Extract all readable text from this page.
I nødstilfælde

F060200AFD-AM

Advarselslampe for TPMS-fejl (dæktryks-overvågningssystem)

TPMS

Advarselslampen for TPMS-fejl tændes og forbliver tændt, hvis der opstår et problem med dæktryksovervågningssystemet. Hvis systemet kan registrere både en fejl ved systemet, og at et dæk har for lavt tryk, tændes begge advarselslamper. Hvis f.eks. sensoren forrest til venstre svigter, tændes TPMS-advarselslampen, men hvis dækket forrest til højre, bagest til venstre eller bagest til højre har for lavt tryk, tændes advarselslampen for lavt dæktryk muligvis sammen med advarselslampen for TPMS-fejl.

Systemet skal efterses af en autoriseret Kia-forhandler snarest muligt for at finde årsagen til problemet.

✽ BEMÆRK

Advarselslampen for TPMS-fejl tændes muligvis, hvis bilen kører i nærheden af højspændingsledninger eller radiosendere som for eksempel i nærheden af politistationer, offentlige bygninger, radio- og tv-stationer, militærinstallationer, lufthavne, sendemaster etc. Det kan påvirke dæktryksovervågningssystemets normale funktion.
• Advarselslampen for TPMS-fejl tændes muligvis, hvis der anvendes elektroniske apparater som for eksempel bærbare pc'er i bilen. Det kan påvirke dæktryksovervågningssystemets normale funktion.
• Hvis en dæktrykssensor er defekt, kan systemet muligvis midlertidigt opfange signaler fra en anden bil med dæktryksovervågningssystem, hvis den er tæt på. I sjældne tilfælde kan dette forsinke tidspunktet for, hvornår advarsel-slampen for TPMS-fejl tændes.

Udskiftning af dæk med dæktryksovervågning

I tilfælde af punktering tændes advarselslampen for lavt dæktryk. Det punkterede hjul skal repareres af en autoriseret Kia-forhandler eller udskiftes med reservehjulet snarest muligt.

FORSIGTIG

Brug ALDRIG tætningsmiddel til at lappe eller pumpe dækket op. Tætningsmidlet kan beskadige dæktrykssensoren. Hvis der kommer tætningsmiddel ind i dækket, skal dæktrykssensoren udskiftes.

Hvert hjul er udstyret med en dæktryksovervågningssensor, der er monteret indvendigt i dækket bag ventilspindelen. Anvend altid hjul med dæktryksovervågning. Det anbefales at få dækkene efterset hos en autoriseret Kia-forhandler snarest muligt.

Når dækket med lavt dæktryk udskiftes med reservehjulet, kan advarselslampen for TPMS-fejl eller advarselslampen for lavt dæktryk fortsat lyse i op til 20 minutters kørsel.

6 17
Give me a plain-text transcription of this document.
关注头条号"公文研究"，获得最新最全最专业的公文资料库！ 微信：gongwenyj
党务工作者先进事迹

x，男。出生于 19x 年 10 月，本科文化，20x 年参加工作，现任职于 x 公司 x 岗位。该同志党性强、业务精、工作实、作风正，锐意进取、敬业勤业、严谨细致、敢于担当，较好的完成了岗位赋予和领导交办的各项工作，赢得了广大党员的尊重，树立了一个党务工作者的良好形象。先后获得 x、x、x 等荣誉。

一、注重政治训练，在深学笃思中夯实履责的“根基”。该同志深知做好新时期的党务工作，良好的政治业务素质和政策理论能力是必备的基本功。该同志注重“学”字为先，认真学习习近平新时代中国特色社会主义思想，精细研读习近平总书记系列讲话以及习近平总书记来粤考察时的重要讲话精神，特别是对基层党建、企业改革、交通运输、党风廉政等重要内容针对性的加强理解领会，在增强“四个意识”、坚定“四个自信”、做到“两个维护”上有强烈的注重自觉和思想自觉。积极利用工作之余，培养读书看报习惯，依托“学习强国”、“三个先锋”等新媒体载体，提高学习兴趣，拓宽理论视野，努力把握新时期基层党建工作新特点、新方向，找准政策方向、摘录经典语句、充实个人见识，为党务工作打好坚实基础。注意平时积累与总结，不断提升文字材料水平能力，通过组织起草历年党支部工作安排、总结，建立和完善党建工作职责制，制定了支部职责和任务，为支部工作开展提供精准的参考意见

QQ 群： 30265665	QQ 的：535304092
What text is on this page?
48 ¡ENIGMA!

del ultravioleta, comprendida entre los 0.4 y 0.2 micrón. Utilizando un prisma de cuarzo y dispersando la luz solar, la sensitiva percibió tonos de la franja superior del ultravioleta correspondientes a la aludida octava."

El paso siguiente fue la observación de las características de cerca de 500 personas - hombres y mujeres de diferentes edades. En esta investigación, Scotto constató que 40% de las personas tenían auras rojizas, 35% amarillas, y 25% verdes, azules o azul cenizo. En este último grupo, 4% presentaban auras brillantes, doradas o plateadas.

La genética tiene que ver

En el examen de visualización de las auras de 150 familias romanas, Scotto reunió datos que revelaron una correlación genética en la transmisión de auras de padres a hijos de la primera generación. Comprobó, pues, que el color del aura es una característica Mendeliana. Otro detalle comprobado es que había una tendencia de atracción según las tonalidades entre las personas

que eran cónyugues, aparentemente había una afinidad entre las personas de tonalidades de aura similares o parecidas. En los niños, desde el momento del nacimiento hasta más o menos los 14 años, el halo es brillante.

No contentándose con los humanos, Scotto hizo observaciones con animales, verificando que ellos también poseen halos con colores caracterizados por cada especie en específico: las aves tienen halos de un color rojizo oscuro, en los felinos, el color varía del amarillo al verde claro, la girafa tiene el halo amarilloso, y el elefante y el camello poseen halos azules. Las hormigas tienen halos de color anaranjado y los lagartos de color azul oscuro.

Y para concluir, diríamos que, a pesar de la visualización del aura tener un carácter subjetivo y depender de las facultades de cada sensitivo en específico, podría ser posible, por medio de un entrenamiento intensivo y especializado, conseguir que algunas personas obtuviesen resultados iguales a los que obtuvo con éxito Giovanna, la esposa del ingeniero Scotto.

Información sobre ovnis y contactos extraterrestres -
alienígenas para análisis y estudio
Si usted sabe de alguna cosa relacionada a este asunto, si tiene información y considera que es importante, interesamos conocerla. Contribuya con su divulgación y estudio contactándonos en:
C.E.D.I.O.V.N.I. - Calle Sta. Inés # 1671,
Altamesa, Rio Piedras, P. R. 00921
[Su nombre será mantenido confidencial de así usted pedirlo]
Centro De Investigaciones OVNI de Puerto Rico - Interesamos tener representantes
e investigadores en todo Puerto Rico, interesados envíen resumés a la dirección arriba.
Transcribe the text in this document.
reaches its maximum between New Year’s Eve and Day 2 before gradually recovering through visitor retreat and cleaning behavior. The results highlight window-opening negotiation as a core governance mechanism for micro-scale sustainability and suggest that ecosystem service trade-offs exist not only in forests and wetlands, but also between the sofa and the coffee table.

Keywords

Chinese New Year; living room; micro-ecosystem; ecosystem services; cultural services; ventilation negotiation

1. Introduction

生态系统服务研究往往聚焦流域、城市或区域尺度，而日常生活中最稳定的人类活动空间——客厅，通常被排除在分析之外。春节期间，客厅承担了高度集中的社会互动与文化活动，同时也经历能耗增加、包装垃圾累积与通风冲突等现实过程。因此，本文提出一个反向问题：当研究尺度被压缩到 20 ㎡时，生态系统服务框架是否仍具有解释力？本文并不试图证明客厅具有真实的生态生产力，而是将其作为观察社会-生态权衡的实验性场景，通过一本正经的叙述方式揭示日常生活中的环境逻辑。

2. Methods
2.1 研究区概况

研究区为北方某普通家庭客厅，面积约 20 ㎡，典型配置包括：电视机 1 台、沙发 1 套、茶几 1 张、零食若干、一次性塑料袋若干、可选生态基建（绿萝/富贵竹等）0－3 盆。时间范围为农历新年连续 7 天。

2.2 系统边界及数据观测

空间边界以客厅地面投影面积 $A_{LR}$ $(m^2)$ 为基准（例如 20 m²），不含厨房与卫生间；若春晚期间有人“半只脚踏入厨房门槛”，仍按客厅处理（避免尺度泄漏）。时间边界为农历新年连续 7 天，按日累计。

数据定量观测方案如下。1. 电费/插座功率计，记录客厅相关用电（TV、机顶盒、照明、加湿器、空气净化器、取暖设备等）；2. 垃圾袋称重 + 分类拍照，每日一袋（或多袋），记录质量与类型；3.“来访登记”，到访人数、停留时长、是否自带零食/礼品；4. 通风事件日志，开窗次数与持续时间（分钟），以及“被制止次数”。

════════════════

Stated problem —
Give only the number of lines in the material above where the string "Puerto" appears.

Written answer —
2